- [Problem requirements]
Retype the data below without altering anything.
+++
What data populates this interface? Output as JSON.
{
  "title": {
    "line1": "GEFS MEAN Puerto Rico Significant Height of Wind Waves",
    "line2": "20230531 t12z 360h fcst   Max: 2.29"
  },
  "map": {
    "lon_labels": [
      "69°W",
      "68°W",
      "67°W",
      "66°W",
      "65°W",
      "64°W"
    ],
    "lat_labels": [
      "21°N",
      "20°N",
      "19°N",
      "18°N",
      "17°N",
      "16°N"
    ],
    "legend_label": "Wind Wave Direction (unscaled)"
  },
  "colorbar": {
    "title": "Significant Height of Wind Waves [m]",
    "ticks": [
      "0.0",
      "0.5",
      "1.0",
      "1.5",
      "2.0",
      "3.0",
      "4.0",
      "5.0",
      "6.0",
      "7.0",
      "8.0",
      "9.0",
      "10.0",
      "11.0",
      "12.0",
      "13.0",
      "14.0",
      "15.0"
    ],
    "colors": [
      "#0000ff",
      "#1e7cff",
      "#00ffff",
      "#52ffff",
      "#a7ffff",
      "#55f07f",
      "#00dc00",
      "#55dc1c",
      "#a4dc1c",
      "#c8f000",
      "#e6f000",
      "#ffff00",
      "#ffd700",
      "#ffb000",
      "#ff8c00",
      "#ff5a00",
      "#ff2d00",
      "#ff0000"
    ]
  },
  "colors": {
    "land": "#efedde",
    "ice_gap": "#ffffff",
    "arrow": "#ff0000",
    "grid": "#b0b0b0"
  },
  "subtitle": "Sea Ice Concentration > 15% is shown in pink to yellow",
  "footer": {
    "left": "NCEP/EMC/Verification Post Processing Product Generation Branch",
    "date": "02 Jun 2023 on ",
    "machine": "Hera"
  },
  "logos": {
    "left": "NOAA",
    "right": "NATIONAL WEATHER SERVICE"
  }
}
+++
- [The response]
What data populates this interface? Output as JSON.
{
  "title": {
    "line1": "GEFS MEAN Puerto Rico Significant Height of Wind Waves",
    "line2": "20230531 t12z 360h fcst   Max: 2.29"
  },
  "map": {
    "lon_labels": [
      "69°W",
      "68°W",
      "67°W",
      "66°W",
      "65°W",
      "64°W"
    ],
    "lat_labels": [
      "21°N",
      "20°N",
      "19°N",
      "18°N",
      "17°N",
      "16°N"
    ],
    "legend_label": "Wind Wave Direction (unscaled)"
  },
  "colorbar": {
    "title": "Significant Height of Wind Waves [m]",
    "ticks": [
      "0.0",
      "0.5",
      "1.0",
      "1.5",
      "2.0",
      "3.0",
      "4.0",
      "5.0",
      "6.0",
      "7.0",
      "8.0",
      "9.0",
      "10.0",
      "11.0",
      "12.0",
      "13.0",
      "14.0",
      "15.0"
    ],
    "colors": [
      "#0000ff",
      "#1e7cff",
      "#00ffff",
      "#52ffff",
      "#a7ffff",
      "#55f07f",
      "#00dc00",
      "#55dc1c",
      "#a4dc1c",
      "#c8f000",
      "#e6f000",
      "#ffff00",
      "#ffd700",
      "#ffb000",
      "#ff8c00",
      "#ff5a00",
      "#ff2d00",
      "#ff0000"
    ]
  },
  "colors": {
    "land": "#efedde",
    "ice_gap": "#ffffff",
    "arrow": "#ff0000",
    "grid": "#b0b0b0"
  },
  "subtitle": "Sea Ice Concentration > 15% is shown in pink to yellow",
  "footer": {
    "left": "NCEP/EMC/Verification Post Processing Product Generation Branch",
    "date": "02 Jun 2023 on ",
    "machine": "Hera"
  },
  "logos": {
    "left": "NOAA",
    "right": "NATIONAL WEATHER SERVICE"
  }
}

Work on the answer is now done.